═════ Supplied records ═════
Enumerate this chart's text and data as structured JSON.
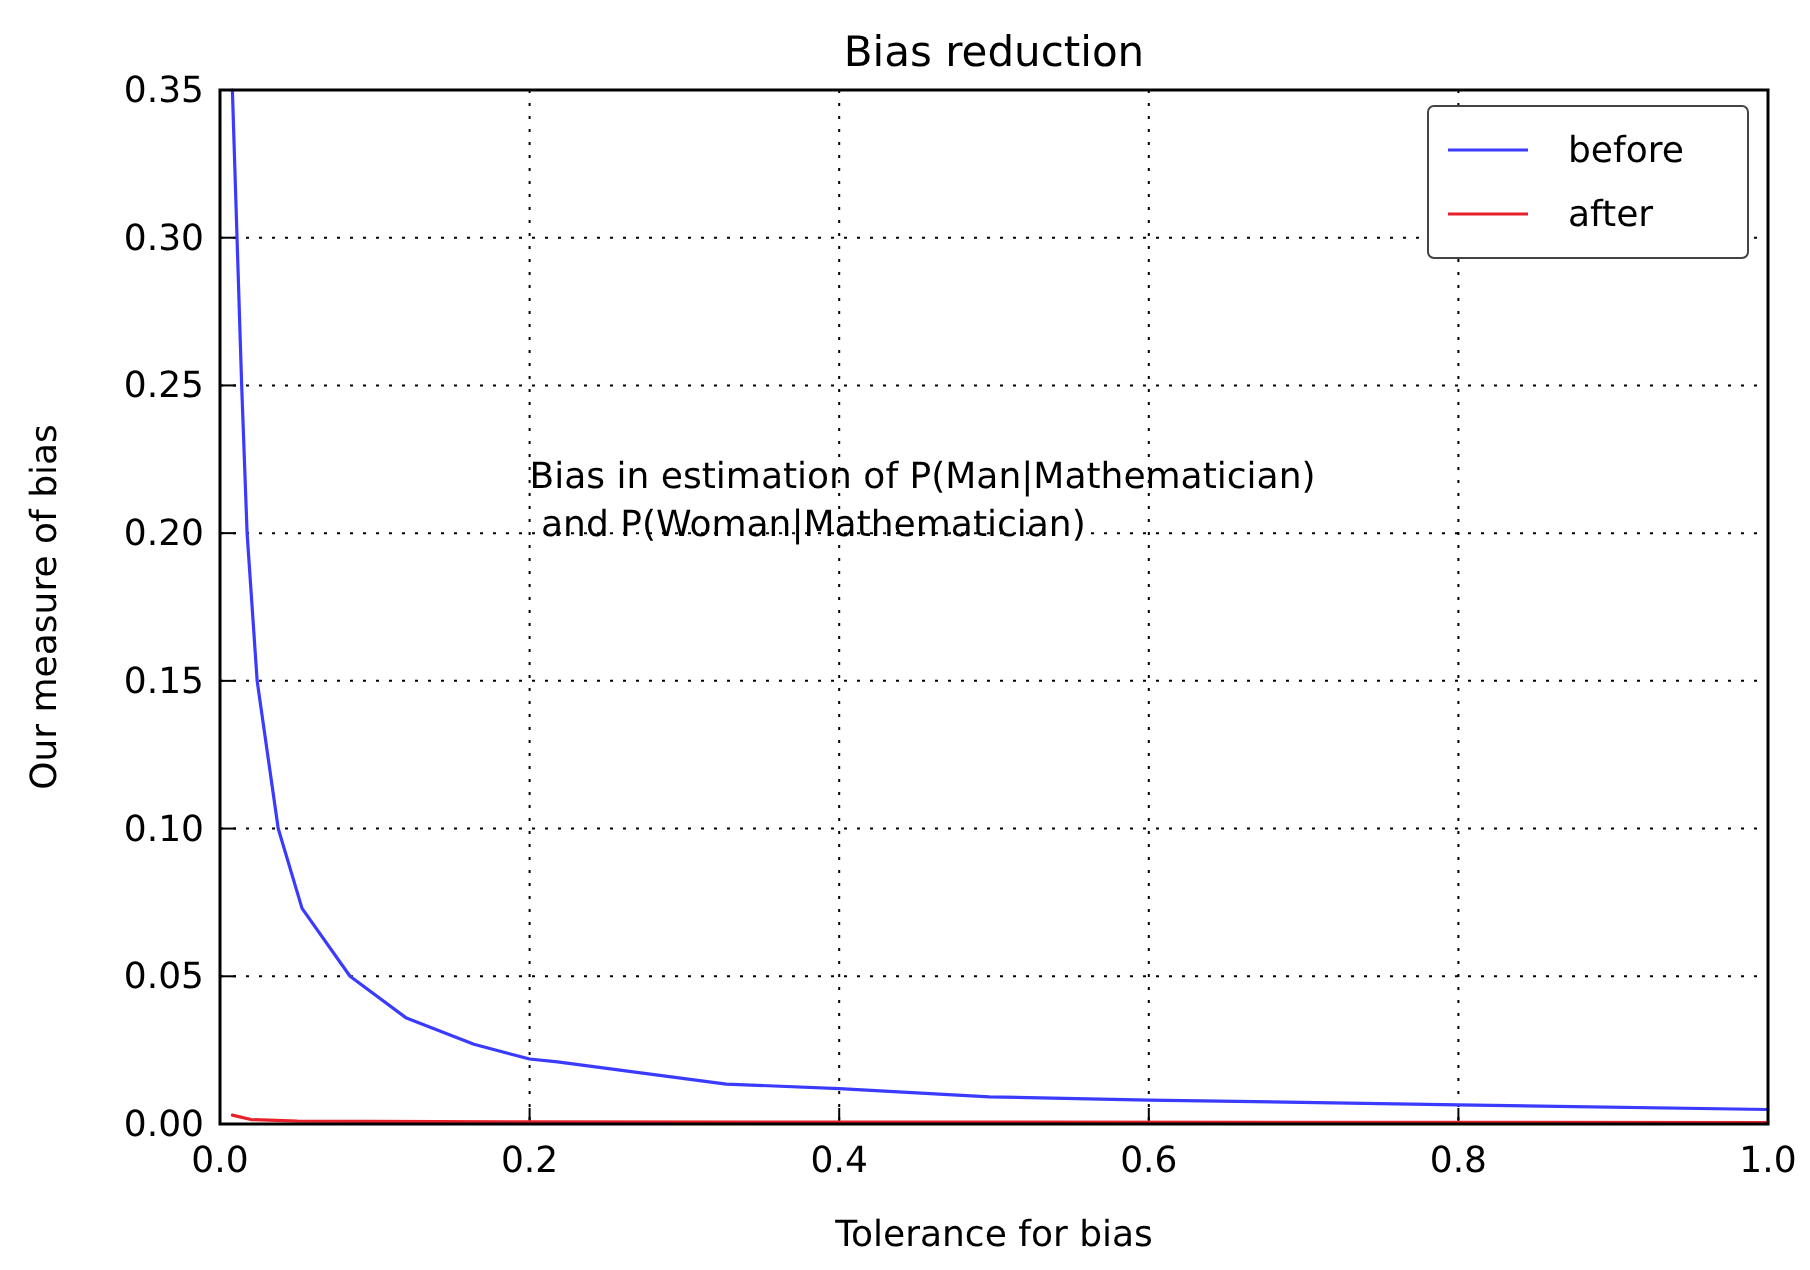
{
  "chart_data": {
    "type": "line",
    "title": "Bias reduction",
    "xlabel": "Tolerance for bias",
    "ylabel": "Our measure of bias",
    "annotations": [
      "Bias in estimation of P(Man|Mathematician)\n and P(Woman|Mathematician)"
    ],
    "xlim": [
      0,
      1
    ],
    "ylim": [
      0,
      0.35
    ],
    "xticks": [
      {
        "value": 0,
        "label": "0.0"
      },
      {
        "value": 0.2,
        "label": "0.2"
      },
      {
        "value": 0.4,
        "label": "0.4"
      },
      {
        "value": 0.6,
        "label": "0.6"
      },
      {
        "value": 0.8,
        "label": "0.8"
      },
      {
        "value": 1,
        "label": "1.0"
      }
    ],
    "yticks": [
      {
        "value": 0,
        "label": "0.00"
      },
      {
        "value": 0.05,
        "label": "0.05"
      },
      {
        "value": 0.1,
        "label": "0.10"
      },
      {
        "value": 0.15,
        "label": "0.15"
      },
      {
        "value": 0.2,
        "label": "0.20"
      },
      {
        "value": 0.25,
        "label": "0.25"
      },
      {
        "value": 0.3,
        "label": "0.30"
      },
      {
        "value": 0.35,
        "label": "0.35"
      }
    ],
    "grid": true,
    "legend": "top right",
    "line_style": "solid",
    "marker": "none",
    "series": [
      {
        "name": "before",
        "color": "#3b3bff",
        "x": [
          0.008,
          0.011,
          0.014,
          0.0175,
          0.024,
          0.0376,
          0.053,
          0.084,
          0.12,
          0.164,
          0.2,
          0.218,
          0.327,
          0.4,
          0.497,
          0.6,
          0.8,
          1.0
        ],
        "values": [
          0.35,
          0.3,
          0.25,
          0.2,
          0.15,
          0.1,
          0.073,
          0.05,
          0.036,
          0.027,
          0.022,
          0.021,
          0.0135,
          0.012,
          0.0092,
          0.0081,
          0.0065,
          0.0049
        ]
      },
      {
        "name": "after",
        "color": "#e8202a",
        "x": [
          0.008,
          0.02,
          0.05,
          0.2,
          1.0
        ],
        "values": [
          0.003,
          0.0015,
          0.001,
          0.0007,
          0.0005
        ]
      }
    ]
  }
}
═════
** What the task requires **
Set the listing down in full and exactly. Pictures within it should not appear in the copy.

** Task response **
Enumerate this chart's text and data as structured JSON.
{
  "chart_data": {
    "type": "line",
    "title": "Bias reduction",
    "xlabel": "Tolerance for bias",
    "ylabel": "Our measure of bias",
    "annotations": [
      "Bias in estimation of P(Man|Mathematician)\n and P(Woman|Mathematician)"
    ],
    "xlim": [
      0,
      1
    ],
    "ylim": [
      0,
      0.35
    ],
    "xticks": [
      {
        "value": 0,
        "label": "0.0"
      },
      {
        "value": 0.2,
        "label": "0.2"
      },
      {
        "value": 0.4,
        "label": "0.4"
      },
      {
        "value": 0.6,
        "label": "0.6"
      },
      {
        "value": 0.8,
        "label": "0.8"
      },
      {
        "value": 1,
        "label": "1.0"
      }
    ],
    "yticks": [
      {
        "value": 0,
        "label": "0.00"
      },
      {
        "value": 0.05,
        "label": "0.05"
      },
      {
        "value": 0.1,
        "label": "0.10"
      },
      {
        "value": 0.15,
        "label": "0.15"
      },
      {
        "value": 0.2,
        "label": "0.20"
      },
      {
        "value": 0.25,
        "label": "0.25"
      },
      {
        "value": 0.3,
        "label": "0.30"
      },
      {
        "value": 0.35,
        "label": "0.35"
      }
    ],
    "grid": true,
    "legend": "top right",
    "line_style": "solid",
    "marker": "none",
    "series": [
      {
        "name": "before",
        "color": "#3b3bff",
        "x": [
          0.008,
          0.011,
          0.014,
          0.0175,
          0.024,
          0.0376,
          0.053,
          0.084,
          0.12,
          0.164,
          0.2,
          0.218,
          0.327,
          0.4,
          0.497,
          0.6,
          0.8,
          1.0
        ],
        "values": [
          0.35,
          0.3,
          0.25,
          0.2,
          0.15,
          0.1,
          0.073,
          0.05,
          0.036,
          0.027,
          0.022,
          0.021,
          0.0135,
          0.012,
          0.0092,
          0.0081,
          0.0065,
          0.0049
        ]
      },
      {
        "name": "after",
        "color": "#e8202a",
        "x": [
          0.008,
          0.02,
          0.05,
          0.2,
          1.0
        ],
        "values": [
          0.003,
          0.0015,
          0.001,
          0.0007,
          0.0005
        ]
      }
    ]
  }
}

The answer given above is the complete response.